* START LISTING *
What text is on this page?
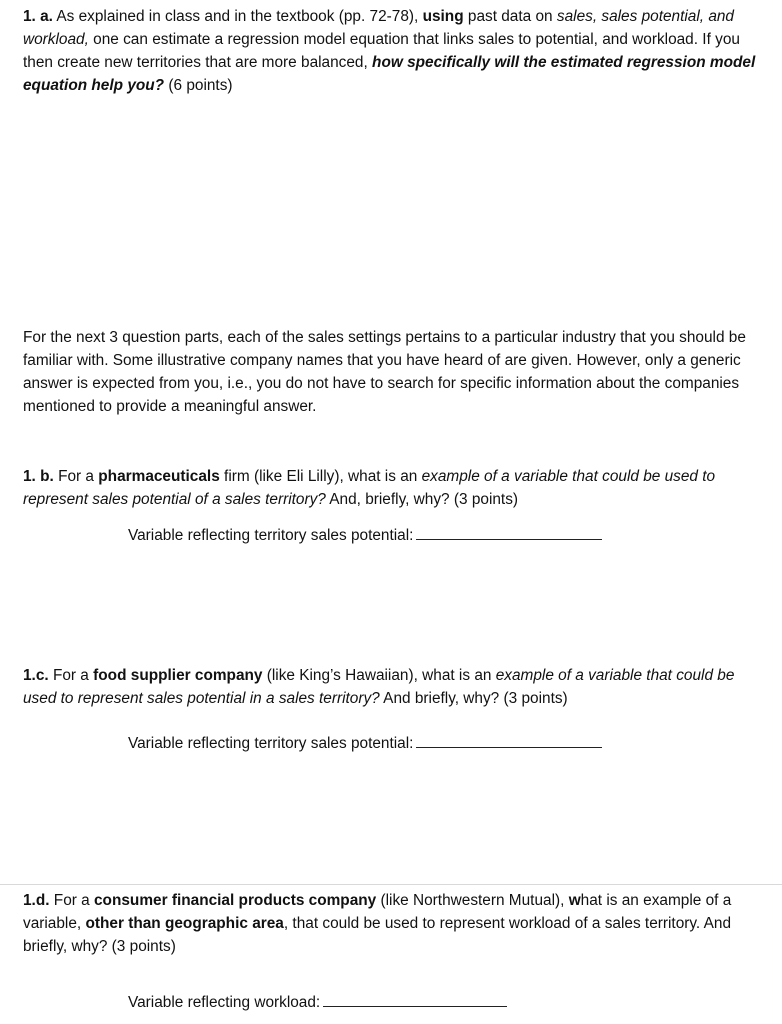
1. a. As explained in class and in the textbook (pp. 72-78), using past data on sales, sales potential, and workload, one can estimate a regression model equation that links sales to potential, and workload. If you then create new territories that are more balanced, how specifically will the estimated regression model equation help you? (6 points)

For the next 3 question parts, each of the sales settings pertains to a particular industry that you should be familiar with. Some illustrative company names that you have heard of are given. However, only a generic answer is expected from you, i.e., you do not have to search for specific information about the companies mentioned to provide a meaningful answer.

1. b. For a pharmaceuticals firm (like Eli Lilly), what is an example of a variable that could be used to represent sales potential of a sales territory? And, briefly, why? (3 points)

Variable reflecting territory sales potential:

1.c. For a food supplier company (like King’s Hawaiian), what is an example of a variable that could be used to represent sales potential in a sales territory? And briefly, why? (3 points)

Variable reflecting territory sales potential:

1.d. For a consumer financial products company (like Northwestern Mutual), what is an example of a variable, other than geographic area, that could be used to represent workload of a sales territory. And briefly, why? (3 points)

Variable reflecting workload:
* END LISTING *
* START LISTING *
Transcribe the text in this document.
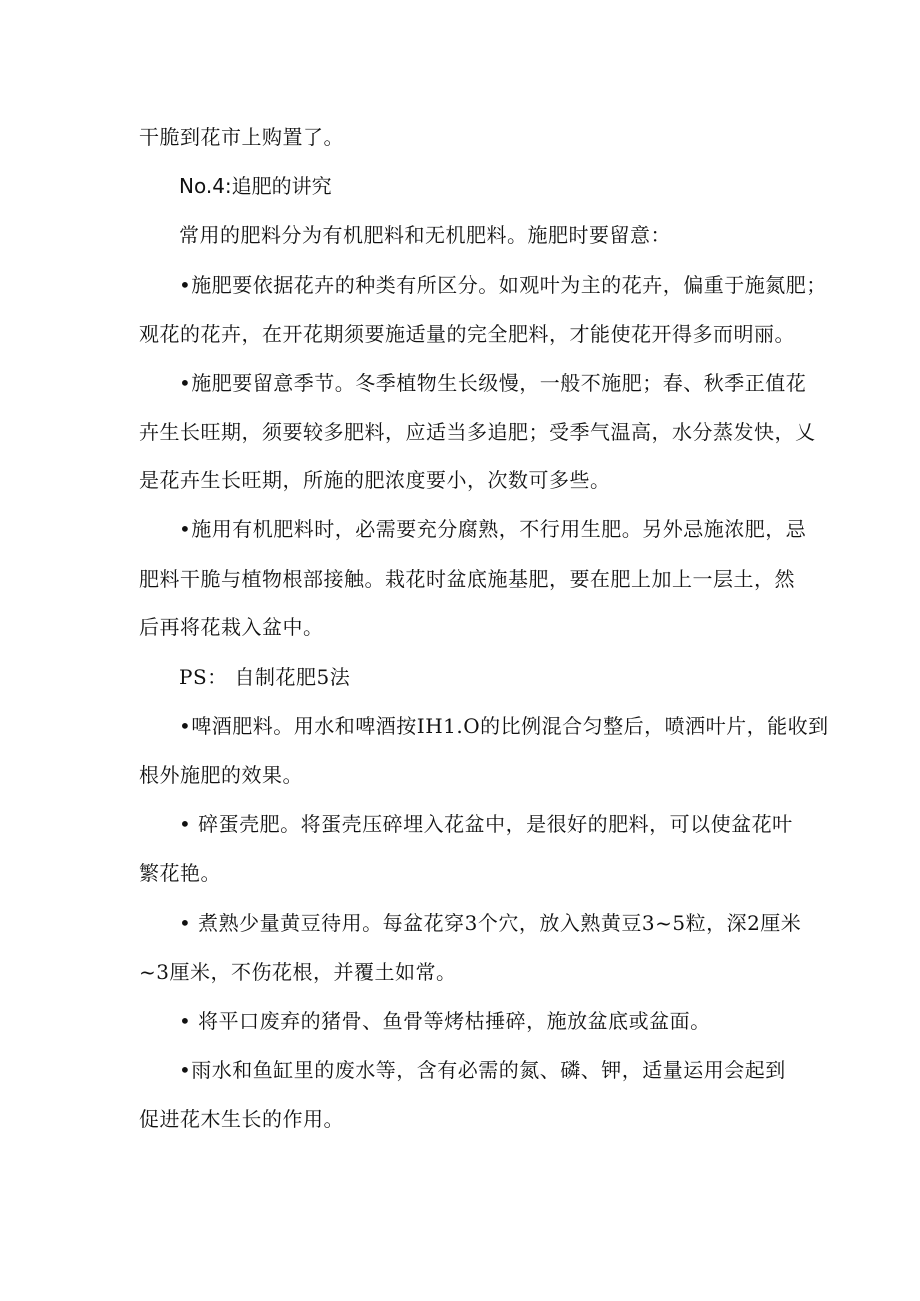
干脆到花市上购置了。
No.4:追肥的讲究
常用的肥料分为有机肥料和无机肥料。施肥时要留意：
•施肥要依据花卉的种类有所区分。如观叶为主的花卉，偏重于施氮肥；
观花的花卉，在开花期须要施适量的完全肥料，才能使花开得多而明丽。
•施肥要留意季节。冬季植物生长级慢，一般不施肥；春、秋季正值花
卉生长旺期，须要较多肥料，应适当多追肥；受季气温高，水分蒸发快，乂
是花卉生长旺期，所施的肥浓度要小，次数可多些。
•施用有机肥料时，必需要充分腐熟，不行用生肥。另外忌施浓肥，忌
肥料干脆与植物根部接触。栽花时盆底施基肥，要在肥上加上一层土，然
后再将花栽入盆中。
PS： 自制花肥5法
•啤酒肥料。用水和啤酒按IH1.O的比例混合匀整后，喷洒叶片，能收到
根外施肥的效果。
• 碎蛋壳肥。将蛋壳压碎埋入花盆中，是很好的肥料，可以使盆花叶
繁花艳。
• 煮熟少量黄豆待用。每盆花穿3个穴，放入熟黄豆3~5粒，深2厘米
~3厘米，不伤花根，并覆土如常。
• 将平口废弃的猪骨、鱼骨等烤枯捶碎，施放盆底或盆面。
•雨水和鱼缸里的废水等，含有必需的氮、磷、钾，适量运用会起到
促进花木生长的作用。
* END LISTING *
» **SHORT TASK**
Gather each line that holds "example".

» **COMPLETED TASK**
1. b. For a pharmaceuticals firm (like Eli Lilly), what is an example of a variable that could be used to represent sales potential of a sales territory? And, briefly, why? (3 points)
1.c. For a food supplier company (like King’s Hawaiian), what is an example of a variable that could be used to represent sales potential in a sales territory? And briefly, why? (3 points)
1.d. For a consumer financial products company (like Northwestern Mutual), what is an example of a variable, other than geographic area, that could be used to represent workload of a sales territory. And briefly, why? (3 points)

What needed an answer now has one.